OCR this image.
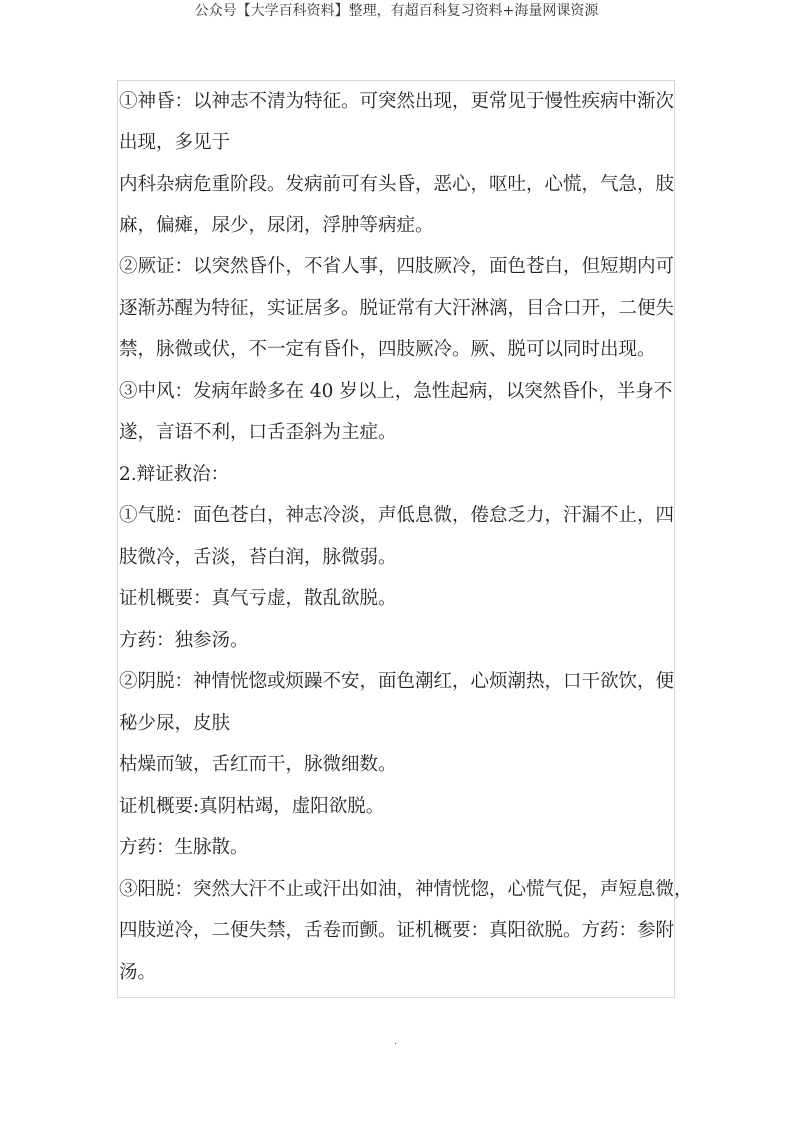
公众号【大学百科资料】整理，有超百科复习资料+海量网课资源
①神昏：以神志不清为特征。可突然出现，更常见于慢性疾病中渐次
出现，多见于
内科杂病危重阶段。发病前可有头昏，恶心，呕吐，心慌，气急，肢
麻，偏瘫，尿少，尿闭，浮肿等病症。
②厥证：以突然昏仆，不省人事，四肢厥冷，面色苍白，但短期内可
逐渐苏醒为特征，实证居多。脱证常有大汗淋漓，目合口开，二便失
禁，脉微或伏，不一定有昏仆，四肢厥冷。厥、脱可以同时出现。
③中风：发病年龄多在 40 岁以上，急性起病，以突然昏仆，半身不
遂，言语不利，口舌歪斜为主症。
2.辩证救治：
①气脱：面色苍白，神志冷淡，声低息微，倦怠乏力，汗漏不止，四
肢微冷，舌淡，苔白润，脉微弱。
证机概要：真气亏虚，散乱欲脱。
方药：独参汤。
②阴脱：神情恍惚或烦躁不安，面色潮红，心烦潮热，口干欲饮，便
秘少尿，皮肤
枯燥而皱，舌红而干，脉微细数。
证机概要:真阴枯竭，虚阳欲脱。
方药：生脉散。
③阳脱：突然大汗不止或汗出如油，神情恍惚，心慌气促，声短息微，
四肢逆冷，二便失禁，舌卷而颤。证机概要：真阳欲脱。方药：参附
汤。
.
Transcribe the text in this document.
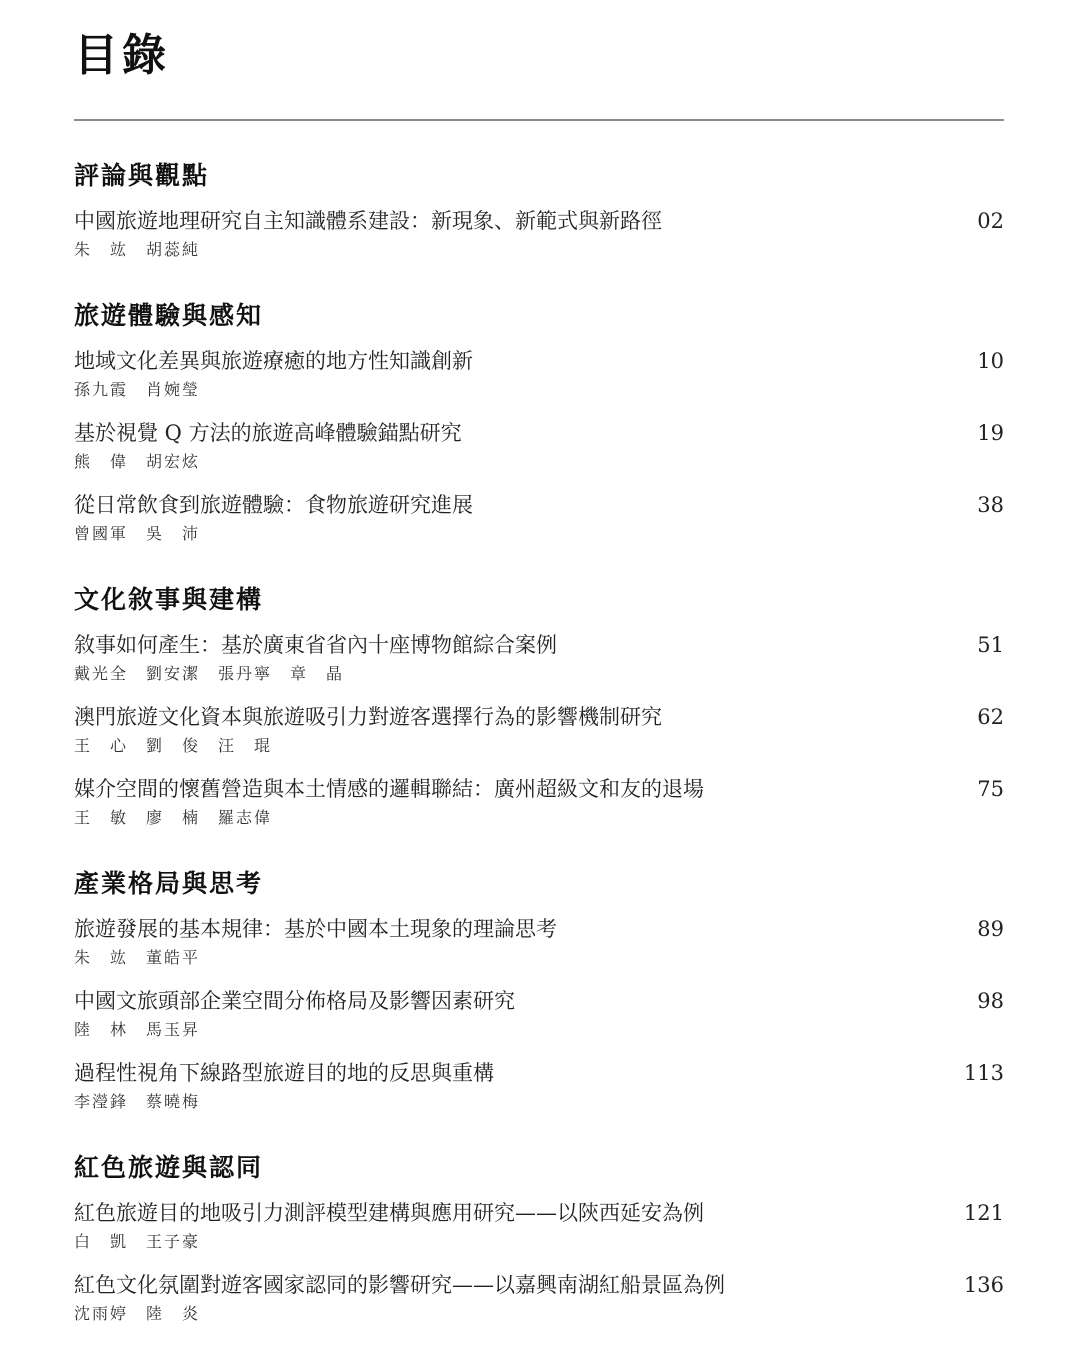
目錄
評論與觀點
中國旅遊地理研究自主知識體系建設：新現象、新範式與新路徑	02
朱　竑　胡蕊純
旅遊體驗與感知
地域文化差異與旅遊療癒的地方性知識創新	10
孫九霞　肖婉瑩
基於視覺 Q 方法的旅遊高峰體驗錨點研究	19
熊　偉　胡宏炫
從日常飲食到旅遊體驗：食物旅遊研究進展	38
曾國軍　吳　沛
文化敘事與建構
敘事如何產生：基於廣東省省內十座博物館綜合案例	51
戴光全　劉安潔　張丹寧　章　晶
澳門旅遊文化資本與旅遊吸引力對遊客選擇行為的影響機制研究	62
王　心　劉　俊　汪　琨
媒介空間的懷舊營造與本土情感的邏輯聯結：廣州超級文和友的退場	75
王　敏　廖　楠　羅志偉
產業格局與思考
旅遊發展的基本規律：基於中國本土現象的理論思考	89
朱　竑　董皓平
中國文旅頭部企業空間分佈格局及影響因素研究	98
陸　林　馬玉昇
過程性視角下線路型旅遊目的地的反思與重構	113
李瀅鋒　蔡曉梅
紅色旅遊與認同
紅色旅遊目的地吸引力測評模型建構與應用研究——以陝西延安為例	121
白　凱　王子豪
紅色文化氛圍對遊客國家認同的影響研究——以嘉興南湖紅船景區為例	136
沈雨婷　陸　炎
──────
**What is needed:**
Write out the entries again, exactly as given, skipping any images.

**Written response:**
OCR this image.
公众号【大学百科资料】整理，有超百科复习资料+海量网课资源
①神昏：以神志不清为特征。可突然出现，更常见于慢性疾病中渐次
出现，多见于
内科杂病危重阶段。发病前可有头昏，恶心，呕吐，心慌，气急，肢
麻，偏瘫，尿少，尿闭，浮肿等病症。
②厥证：以突然昏仆，不省人事，四肢厥冷，面色苍白，但短期内可
逐渐苏醒为特征，实证居多。脱证常有大汗淋漓，目合口开，二便失
禁，脉微或伏，不一定有昏仆，四肢厥冷。厥、脱可以同时出现。
③中风：发病年龄多在 40 岁以上，急性起病，以突然昏仆，半身不
遂，言语不利，口舌歪斜为主症。
2.辩证救治：
①气脱：面色苍白，神志冷淡，声低息微，倦怠乏力，汗漏不止，四
肢微冷，舌淡，苔白润，脉微弱。
证机概要：真气亏虚，散乱欲脱。
方药：独参汤。
②阴脱：神情恍惚或烦躁不安，面色潮红，心烦潮热，口干欲饮，便
秘少尿，皮肤
枯燥而皱，舌红而干，脉微细数。
证机概要:真阴枯竭，虚阳欲脱。
方药：生脉散。
③阳脱：突然大汗不止或汗出如油，神情恍惚，心慌气促，声短息微，
四肢逆冷，二便失禁，舌卷而颤。证机概要：真阳欲脱。方药：参附
汤。
.
Transcribe the text in this document.
目錄
評論與觀點
中國旅遊地理研究自主知識體系建設：新現象、新範式與新路徑	02
朱　竑　胡蕊純
旅遊體驗與感知
地域文化差異與旅遊療癒的地方性知識創新	10
孫九霞　肖婉瑩
基於視覺 Q 方法的旅遊高峰體驗錨點研究	19
熊　偉　胡宏炫
從日常飲食到旅遊體驗：食物旅遊研究進展	38
曾國軍　吳　沛
文化敘事與建構
敘事如何產生：基於廣東省省內十座博物館綜合案例	51
戴光全　劉安潔　張丹寧　章　晶
澳門旅遊文化資本與旅遊吸引力對遊客選擇行為的影響機制研究	62
王　心　劉　俊　汪　琨
媒介空間的懷舊營造與本土情感的邏輯聯結：廣州超級文和友的退場	75
王　敏　廖　楠　羅志偉
產業格局與思考
旅遊發展的基本規律：基於中國本土現象的理論思考	89
朱　竑　董皓平
中國文旅頭部企業空間分佈格局及影響因素研究	98
陸　林　馬玉昇
過程性視角下線路型旅遊目的地的反思與重構	113
李瀅鋒　蔡曉梅
紅色旅遊與認同
紅色旅遊目的地吸引力測評模型建構與應用研究——以陝西延安為例	121
白　凱　王子豪
紅色文化氛圍對遊客國家認同的影響研究——以嘉興南湖紅船景區為例	136
沈雨婷　陸　炎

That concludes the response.